> [Task data]:
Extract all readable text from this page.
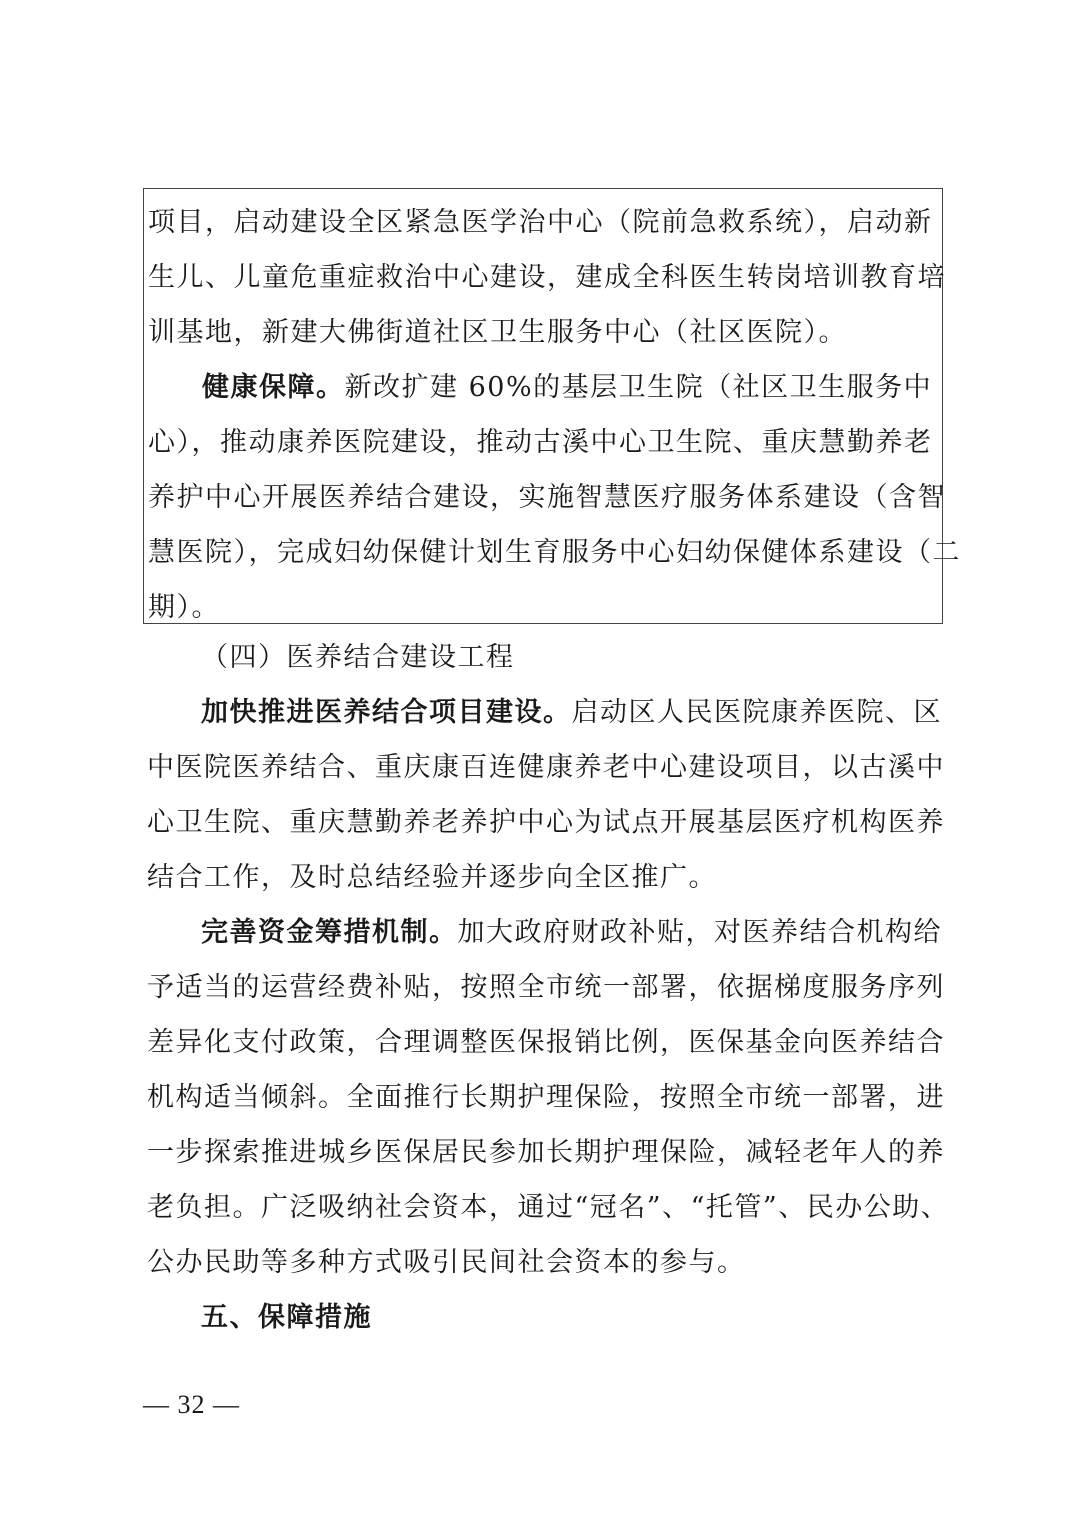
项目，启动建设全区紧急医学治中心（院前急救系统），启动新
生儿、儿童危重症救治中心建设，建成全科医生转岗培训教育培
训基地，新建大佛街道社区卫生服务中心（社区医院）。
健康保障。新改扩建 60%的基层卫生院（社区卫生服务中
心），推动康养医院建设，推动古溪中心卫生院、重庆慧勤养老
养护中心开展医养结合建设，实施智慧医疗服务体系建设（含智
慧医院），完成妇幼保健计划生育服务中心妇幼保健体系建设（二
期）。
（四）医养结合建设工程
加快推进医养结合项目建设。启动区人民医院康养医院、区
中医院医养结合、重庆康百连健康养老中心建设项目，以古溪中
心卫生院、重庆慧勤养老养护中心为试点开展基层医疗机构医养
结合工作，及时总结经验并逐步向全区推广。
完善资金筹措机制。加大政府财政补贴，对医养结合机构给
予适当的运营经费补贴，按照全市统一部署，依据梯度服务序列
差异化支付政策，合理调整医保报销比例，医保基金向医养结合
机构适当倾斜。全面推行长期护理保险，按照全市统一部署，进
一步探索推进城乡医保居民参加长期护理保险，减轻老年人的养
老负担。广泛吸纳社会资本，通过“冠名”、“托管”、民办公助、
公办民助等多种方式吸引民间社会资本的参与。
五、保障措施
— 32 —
---
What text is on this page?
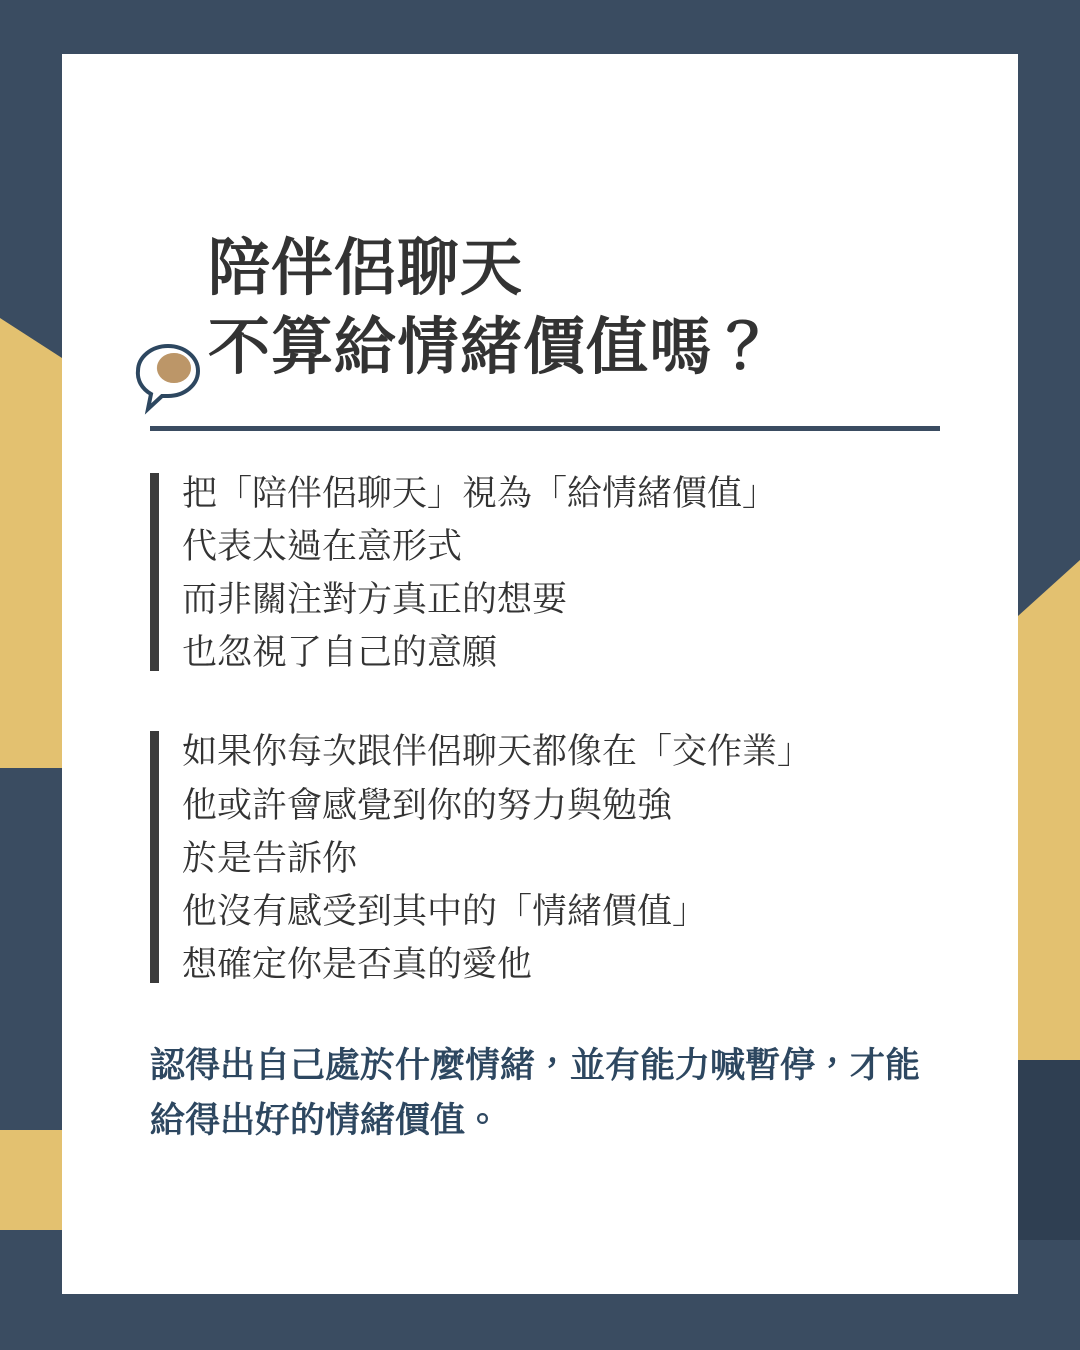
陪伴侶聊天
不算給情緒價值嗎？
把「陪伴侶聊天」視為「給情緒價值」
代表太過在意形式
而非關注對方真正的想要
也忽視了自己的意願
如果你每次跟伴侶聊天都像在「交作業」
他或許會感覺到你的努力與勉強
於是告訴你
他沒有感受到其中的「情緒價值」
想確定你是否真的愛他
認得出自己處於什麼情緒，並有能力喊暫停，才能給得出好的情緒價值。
---
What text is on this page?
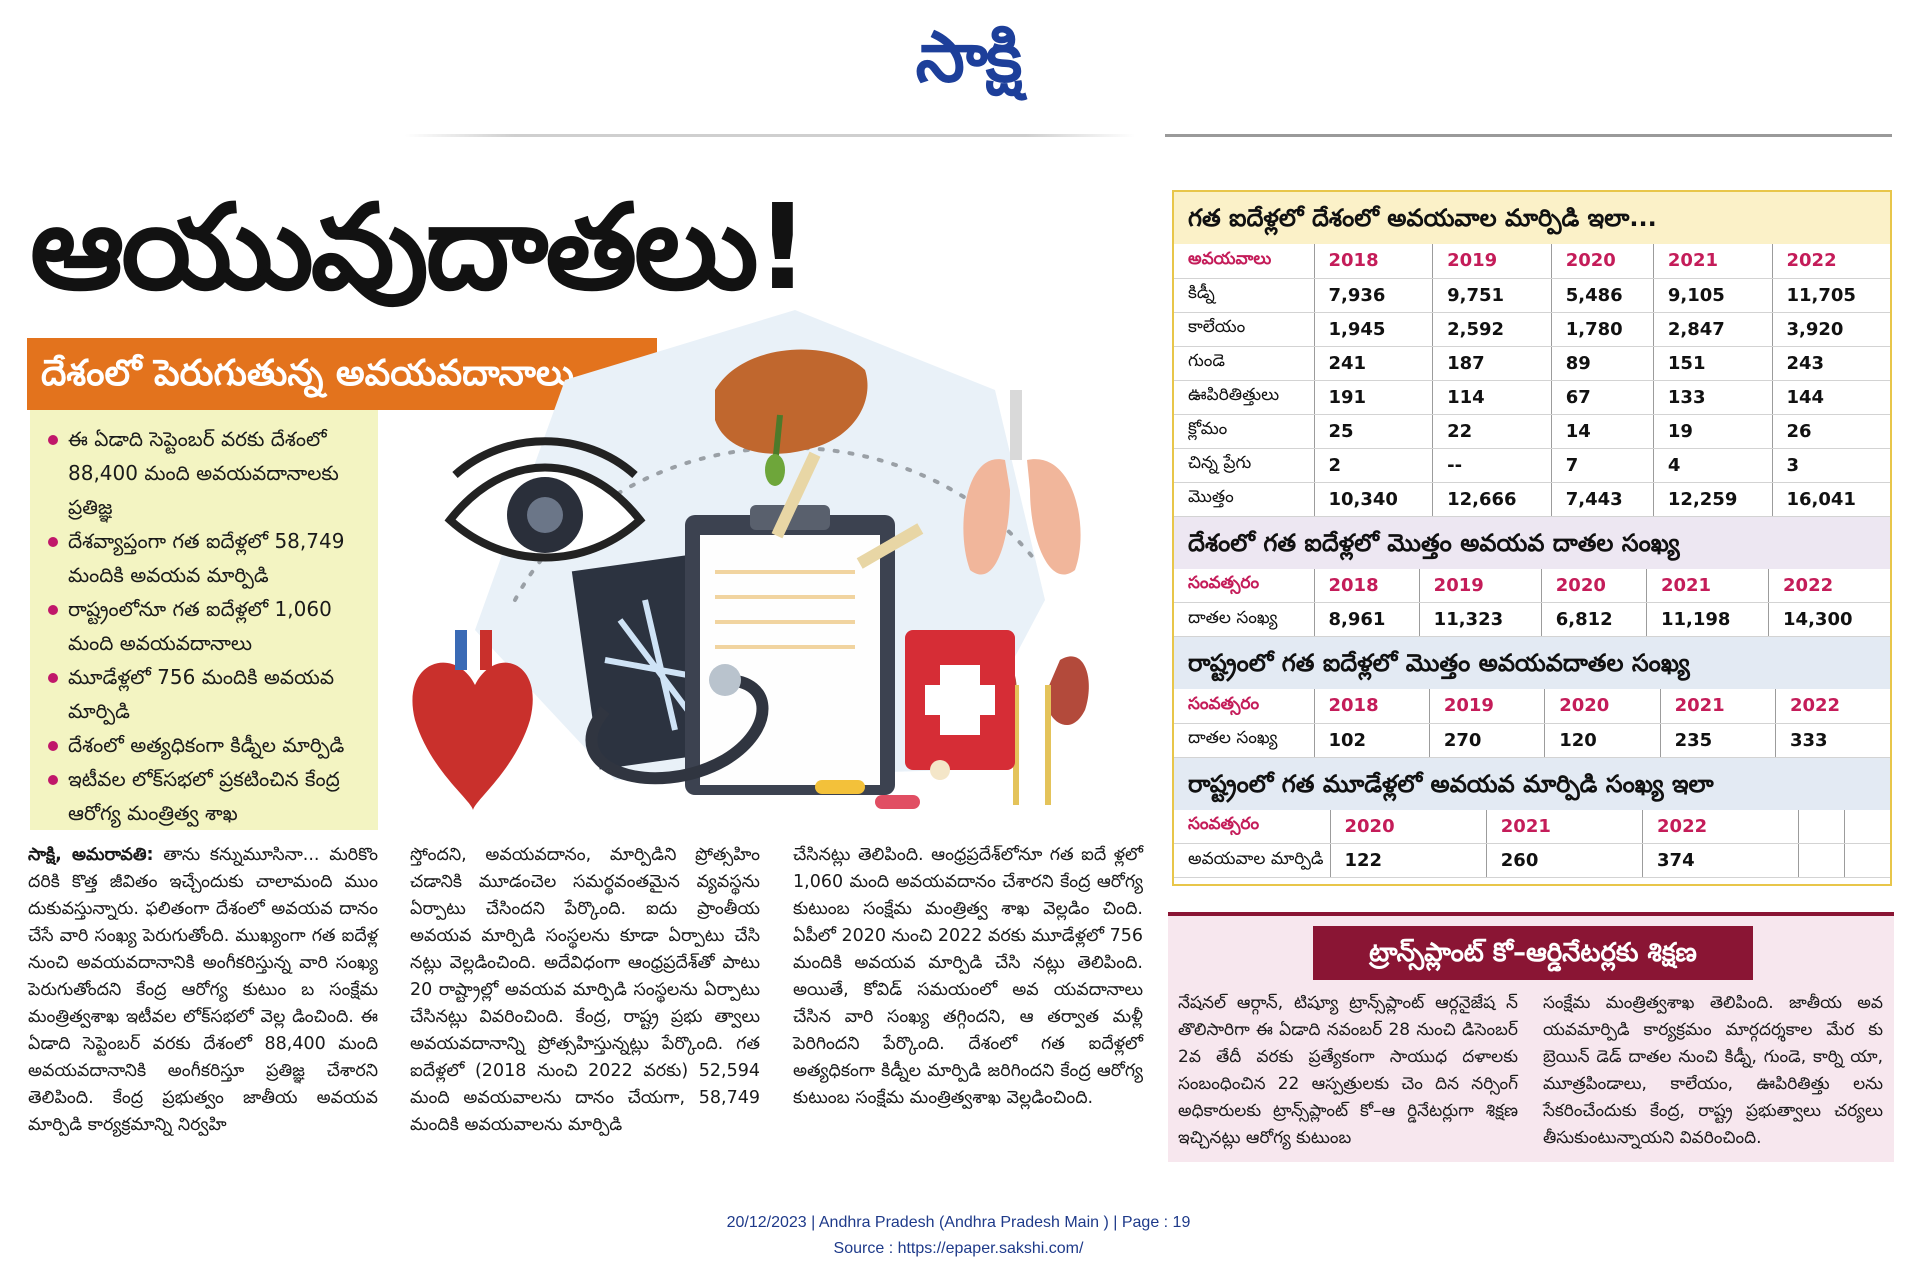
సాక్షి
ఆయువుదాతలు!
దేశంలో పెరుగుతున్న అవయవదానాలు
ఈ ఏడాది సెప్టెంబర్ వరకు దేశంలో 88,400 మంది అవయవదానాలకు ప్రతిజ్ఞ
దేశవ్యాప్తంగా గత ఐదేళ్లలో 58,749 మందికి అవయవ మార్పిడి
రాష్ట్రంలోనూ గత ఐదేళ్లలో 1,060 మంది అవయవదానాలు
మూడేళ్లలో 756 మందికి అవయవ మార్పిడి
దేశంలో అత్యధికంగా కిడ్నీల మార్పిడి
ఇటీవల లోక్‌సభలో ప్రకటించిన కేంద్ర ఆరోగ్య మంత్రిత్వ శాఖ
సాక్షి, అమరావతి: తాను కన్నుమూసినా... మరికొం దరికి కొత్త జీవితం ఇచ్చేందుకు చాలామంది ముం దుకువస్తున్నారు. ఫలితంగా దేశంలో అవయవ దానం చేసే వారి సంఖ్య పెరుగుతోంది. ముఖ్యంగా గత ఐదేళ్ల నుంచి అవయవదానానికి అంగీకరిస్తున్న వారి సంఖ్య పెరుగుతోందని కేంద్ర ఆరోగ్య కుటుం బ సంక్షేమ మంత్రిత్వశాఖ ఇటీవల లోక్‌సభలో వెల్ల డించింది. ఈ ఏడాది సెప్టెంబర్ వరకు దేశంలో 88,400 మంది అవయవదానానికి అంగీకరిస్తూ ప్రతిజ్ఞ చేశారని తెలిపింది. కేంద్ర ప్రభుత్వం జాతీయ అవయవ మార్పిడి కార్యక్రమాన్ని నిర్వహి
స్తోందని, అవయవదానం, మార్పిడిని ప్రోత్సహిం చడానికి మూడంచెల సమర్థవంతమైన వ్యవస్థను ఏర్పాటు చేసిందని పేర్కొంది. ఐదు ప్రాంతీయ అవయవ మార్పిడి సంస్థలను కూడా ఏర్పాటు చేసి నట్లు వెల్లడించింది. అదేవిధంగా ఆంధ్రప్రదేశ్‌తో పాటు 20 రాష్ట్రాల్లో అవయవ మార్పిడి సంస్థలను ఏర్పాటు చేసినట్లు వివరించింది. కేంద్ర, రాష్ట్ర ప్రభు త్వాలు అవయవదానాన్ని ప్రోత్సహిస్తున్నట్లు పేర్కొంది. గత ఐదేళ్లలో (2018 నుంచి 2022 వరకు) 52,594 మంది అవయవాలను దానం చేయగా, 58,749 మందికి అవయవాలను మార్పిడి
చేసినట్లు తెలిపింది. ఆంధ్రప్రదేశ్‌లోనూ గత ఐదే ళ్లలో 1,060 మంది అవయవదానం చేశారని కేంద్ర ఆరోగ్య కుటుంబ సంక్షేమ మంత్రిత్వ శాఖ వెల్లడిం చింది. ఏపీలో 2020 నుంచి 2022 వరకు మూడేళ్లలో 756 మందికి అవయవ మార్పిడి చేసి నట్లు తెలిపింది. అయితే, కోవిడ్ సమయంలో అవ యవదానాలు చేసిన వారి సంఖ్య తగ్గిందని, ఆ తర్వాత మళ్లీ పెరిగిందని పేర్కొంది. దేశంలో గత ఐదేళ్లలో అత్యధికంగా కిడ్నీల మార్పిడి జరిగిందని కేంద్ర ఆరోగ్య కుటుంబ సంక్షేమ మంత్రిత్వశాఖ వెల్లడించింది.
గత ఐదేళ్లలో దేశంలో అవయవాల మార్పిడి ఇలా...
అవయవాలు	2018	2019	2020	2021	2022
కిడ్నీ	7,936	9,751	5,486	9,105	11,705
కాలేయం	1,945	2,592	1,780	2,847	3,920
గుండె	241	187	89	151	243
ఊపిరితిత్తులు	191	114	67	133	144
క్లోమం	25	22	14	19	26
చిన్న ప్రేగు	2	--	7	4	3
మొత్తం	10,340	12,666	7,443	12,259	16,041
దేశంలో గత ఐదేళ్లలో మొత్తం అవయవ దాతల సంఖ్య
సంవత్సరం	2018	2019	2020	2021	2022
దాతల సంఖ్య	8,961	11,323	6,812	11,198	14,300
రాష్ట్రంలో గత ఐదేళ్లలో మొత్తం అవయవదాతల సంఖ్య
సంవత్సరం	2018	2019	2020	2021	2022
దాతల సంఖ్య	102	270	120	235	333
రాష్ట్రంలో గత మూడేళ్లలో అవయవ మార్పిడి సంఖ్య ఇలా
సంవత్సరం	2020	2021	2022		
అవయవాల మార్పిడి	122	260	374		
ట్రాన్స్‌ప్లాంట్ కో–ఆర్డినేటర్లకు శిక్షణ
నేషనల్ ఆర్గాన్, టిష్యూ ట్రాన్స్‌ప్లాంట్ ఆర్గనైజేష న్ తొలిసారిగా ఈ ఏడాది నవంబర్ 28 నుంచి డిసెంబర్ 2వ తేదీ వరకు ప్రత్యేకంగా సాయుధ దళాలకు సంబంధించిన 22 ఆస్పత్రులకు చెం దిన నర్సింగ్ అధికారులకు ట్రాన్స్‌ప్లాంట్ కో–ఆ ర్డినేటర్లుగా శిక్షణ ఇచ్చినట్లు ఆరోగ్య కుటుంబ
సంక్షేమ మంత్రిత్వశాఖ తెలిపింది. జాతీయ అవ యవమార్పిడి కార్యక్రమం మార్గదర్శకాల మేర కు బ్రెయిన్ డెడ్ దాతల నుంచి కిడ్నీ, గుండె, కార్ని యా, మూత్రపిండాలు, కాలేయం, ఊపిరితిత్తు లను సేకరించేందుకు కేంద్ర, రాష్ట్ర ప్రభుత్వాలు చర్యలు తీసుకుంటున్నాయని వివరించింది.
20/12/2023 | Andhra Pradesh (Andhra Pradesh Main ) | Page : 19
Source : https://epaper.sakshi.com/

> [Given instruction]:
Among the entries above, how many lines include the word "按照全市统一部署"? Give the number with no comment.

> [Answer below]:
2